── The data ──

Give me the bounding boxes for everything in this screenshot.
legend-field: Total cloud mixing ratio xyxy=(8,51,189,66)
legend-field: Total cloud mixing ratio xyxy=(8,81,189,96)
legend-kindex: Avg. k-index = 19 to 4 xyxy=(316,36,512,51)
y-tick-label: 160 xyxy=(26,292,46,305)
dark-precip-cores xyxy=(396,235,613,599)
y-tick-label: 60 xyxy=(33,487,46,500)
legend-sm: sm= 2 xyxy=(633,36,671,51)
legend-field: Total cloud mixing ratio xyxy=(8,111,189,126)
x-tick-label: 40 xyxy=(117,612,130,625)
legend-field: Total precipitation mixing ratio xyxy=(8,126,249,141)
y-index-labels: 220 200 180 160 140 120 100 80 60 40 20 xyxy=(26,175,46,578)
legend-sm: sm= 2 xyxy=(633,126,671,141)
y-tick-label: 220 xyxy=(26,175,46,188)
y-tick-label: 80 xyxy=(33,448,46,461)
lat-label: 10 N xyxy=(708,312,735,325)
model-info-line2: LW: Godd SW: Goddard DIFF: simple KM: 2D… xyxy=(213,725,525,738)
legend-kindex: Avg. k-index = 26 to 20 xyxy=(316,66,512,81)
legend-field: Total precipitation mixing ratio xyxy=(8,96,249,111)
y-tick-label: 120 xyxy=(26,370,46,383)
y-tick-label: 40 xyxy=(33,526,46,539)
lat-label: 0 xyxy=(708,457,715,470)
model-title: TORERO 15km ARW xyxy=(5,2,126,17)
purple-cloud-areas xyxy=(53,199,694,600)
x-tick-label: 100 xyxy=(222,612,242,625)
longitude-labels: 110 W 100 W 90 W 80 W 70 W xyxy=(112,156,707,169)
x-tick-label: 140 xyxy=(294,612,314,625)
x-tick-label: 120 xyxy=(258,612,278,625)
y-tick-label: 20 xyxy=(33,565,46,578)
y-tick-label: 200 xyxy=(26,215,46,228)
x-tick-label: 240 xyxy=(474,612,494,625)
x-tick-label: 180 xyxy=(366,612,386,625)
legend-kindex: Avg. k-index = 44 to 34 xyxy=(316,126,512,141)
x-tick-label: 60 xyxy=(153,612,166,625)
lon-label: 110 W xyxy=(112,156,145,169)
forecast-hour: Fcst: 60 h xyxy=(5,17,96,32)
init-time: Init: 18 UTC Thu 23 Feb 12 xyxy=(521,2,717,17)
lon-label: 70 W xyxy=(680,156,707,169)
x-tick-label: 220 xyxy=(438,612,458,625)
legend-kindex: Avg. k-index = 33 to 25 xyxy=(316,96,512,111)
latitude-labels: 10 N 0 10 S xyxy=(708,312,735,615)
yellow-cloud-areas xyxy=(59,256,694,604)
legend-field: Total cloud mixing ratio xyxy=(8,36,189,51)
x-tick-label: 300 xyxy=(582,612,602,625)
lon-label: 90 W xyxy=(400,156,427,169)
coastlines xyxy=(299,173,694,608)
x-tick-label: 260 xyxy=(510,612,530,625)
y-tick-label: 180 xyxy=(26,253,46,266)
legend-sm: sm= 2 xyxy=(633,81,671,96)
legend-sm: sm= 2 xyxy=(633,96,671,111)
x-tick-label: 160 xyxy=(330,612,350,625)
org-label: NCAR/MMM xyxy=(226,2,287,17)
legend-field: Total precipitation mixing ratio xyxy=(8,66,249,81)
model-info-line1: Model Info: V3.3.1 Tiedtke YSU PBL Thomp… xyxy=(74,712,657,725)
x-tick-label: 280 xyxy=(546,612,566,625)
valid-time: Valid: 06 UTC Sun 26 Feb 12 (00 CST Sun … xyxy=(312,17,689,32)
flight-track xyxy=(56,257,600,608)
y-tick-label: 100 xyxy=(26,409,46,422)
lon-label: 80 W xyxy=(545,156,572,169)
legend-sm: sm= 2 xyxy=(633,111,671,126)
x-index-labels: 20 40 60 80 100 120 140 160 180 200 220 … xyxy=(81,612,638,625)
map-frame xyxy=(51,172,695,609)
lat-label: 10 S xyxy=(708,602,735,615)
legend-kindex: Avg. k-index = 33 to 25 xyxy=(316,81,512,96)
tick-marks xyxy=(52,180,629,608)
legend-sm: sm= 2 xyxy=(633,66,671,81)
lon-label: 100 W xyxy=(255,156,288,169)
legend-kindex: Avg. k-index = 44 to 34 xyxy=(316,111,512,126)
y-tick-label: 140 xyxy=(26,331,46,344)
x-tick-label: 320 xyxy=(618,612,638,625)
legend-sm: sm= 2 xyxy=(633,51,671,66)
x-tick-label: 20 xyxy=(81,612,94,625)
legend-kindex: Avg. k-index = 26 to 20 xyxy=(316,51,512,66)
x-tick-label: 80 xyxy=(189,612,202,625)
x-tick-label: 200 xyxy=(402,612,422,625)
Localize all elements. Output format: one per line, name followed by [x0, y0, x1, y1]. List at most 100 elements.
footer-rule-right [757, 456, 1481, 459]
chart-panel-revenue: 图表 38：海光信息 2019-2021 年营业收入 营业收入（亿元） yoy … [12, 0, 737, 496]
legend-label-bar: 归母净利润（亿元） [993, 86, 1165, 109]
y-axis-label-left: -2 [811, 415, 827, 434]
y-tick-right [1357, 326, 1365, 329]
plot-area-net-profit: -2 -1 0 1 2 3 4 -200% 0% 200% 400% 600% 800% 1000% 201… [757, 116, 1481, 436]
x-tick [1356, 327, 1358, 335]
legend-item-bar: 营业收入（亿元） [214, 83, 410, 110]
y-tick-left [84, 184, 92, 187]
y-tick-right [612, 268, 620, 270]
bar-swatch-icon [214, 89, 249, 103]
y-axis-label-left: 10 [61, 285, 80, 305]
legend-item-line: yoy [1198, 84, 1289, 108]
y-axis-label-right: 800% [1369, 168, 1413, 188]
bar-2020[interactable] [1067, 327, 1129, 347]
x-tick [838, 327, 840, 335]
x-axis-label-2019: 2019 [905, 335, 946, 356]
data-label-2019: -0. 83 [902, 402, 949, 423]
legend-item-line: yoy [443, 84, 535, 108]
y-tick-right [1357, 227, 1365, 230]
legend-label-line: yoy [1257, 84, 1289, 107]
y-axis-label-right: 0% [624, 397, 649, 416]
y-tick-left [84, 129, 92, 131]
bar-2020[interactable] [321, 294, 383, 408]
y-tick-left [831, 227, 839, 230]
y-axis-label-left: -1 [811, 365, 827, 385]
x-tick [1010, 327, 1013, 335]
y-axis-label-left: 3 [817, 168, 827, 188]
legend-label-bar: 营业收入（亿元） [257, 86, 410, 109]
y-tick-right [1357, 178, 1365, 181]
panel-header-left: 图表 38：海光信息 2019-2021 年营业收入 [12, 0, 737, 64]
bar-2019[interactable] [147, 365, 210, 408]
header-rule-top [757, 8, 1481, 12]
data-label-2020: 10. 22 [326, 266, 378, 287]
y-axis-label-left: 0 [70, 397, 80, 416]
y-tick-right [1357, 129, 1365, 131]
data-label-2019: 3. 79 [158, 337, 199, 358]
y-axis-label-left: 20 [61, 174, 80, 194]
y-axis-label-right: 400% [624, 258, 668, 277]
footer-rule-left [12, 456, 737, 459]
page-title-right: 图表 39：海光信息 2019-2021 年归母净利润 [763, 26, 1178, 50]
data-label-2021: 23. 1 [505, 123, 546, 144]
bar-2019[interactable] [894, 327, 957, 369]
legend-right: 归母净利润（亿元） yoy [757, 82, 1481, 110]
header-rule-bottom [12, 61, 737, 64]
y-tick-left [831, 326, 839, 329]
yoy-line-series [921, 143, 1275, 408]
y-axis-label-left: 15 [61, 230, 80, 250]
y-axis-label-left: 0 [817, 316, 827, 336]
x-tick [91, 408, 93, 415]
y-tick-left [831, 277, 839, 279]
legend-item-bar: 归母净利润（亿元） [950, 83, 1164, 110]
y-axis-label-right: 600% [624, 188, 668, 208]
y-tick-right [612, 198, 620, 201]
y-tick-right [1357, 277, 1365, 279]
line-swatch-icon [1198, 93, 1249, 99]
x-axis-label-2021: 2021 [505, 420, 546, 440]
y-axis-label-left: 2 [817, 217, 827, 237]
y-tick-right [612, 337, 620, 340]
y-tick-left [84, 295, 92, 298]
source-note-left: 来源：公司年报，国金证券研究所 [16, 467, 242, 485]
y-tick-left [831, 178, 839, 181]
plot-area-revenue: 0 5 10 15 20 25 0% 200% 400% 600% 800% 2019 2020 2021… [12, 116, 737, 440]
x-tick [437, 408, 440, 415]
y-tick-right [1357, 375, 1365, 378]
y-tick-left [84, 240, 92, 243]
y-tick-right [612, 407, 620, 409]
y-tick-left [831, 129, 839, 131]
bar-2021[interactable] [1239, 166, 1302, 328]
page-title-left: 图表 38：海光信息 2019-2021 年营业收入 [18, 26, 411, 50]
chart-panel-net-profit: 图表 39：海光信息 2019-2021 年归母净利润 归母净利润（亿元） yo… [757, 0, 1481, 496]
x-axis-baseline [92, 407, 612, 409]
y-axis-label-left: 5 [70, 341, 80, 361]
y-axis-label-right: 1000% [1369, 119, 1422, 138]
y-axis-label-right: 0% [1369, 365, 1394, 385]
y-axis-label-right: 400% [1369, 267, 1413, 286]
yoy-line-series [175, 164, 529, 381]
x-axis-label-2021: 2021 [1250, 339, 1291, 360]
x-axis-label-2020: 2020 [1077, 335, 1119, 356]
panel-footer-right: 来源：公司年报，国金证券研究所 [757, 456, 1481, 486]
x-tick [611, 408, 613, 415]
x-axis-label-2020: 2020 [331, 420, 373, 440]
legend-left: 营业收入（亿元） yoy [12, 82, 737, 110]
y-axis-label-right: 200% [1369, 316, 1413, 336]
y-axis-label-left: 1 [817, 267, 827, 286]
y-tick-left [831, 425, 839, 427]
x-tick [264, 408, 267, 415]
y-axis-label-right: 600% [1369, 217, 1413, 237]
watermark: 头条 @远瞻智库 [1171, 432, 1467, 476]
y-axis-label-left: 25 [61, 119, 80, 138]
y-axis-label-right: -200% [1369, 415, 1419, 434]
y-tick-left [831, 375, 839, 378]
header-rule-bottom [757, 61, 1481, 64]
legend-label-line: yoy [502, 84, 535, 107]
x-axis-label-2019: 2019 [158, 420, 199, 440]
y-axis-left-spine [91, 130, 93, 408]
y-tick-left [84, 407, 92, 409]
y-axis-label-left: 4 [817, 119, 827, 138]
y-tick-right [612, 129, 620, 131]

───

## Required work
Arrange the lines of the records, from the first one through the line with "lon-label: 90 W xyxy=(400,156,427,169)", as a JSON list of strings with one string per line, and leave out any blank lines.

## Result of the exercise
[
  "Give me the bounding boxes for everything in this screenshot.",
  "legend-field: Total cloud mixing ratio xyxy=(8,51,189,66)",
  "legend-field: Total cloud mixing ratio xyxy=(8,81,189,96)",
  "legend-kindex: Avg. k-index = 19 to 4 xyxy=(316,36,512,51)",
  "y-tick-label: 160 xyxy=(26,292,46,305)",
  "dark-precip-cores xyxy=(396,235,613,599)",
  "y-tick-label: 60 xyxy=(33,487,46,500)",
  "legend-sm: sm= 2 xyxy=(633,36,671,51)",
  "legend-field: Total cloud mixing ratio xyxy=(8,111,189,126)",
  "x-tick-label: 40 xyxy=(117,612,130,625)",
  "legend-field: Total precipitation mixing ratio xyxy=(8,126,249,141)",
  "y-index-labels: 220 200 180 160 140 120 100 80 60 40 20 xyxy=(26,175,46,578)",
  "legend-sm: sm= 2 xyxy=(633,126,671,141)",
  "y-tick-label: 220 xyxy=(26,175,46,188)",
  "y-tick-label: 80 xyxy=(33,448,46,461)",
  "lat-label: 10 N xyxy=(708,312,735,325)",
  "model-info-line2: LW: Godd SW: Goddard DIFF: simple KM: 2D… xyxy=(213,725,525,738)",
  "legend-kindex: Avg. k-index = 26 to 20 xyxy=(316,66,512,81)",
  "legend-field: Total precipitation mixing ratio xyxy=(8,96,249,111)",
  "y-tick-label: 120 xyxy=(26,370,46,383)",
  "y-tick-label: 40 xyxy=(33,526,46,539)",
  "lat-label: 0 xyxy=(708,457,715,470)",
  "model-title: TORERO 15km ARW xyxy=(5,2,126,17)",
  "purple-cloud-areas xyxy=(53,199,694,600)",
  "x-tick-label: 100 xyxy=(222,612,242,625)",
  "longitude-labels: 110 W 100 W 90 W 80 W 70 W xyxy=(112,156,707,169)",
  "x-tick-label: 140 xyxy=(294,612,314,625)",
  "x-tick-label: 120 xyxy=(258,612,278,625)",
  "y-tick-label: 20 xyxy=(33,565,46,578)",
  "y-tick-label: 200 xyxy=(26,215,46,228)",
  "x-tick-label: 240 xyxy=(474,612,494,625)",
  "x-tick-label: 180 xyxy=(366,612,386,625)",
  "legend-kindex: Avg. k-index = 44 to 34 xyxy=(316,126,512,141)",
  "x-tick-label: 60 xyxy=(153,612,166,625)",
  "lon-label: 110 W xyxy=(112,156,145,169)",
  "forecast-hour: Fcst: 60 h xyxy=(5,17,96,32)",
  "init-time: Init: 18 UTC Thu 23 Feb 12 xyxy=(521,2,717,17)",
  "lon-label: 70 W xyxy=(680,156,707,169)",
  "x-tick-label: 220 xyxy=(438,612,458,625)",
  "legend-kindex: Avg. k-index = 33 to 25 xyxy=(316,96,512,111)",
  "latitude-labels: 10 N 0 10 S xyxy=(708,312,735,615)",
  "yellow-cloud-areas xyxy=(59,256,694,604)",
  "legend-field: Total cloud mixing ratio xyxy=(8,36,189,51)",
  "x-tick-label: 300 xyxy=(582,612,602,625)",
  "lon-label: 90 W xyxy=(400,156,427,169)"
]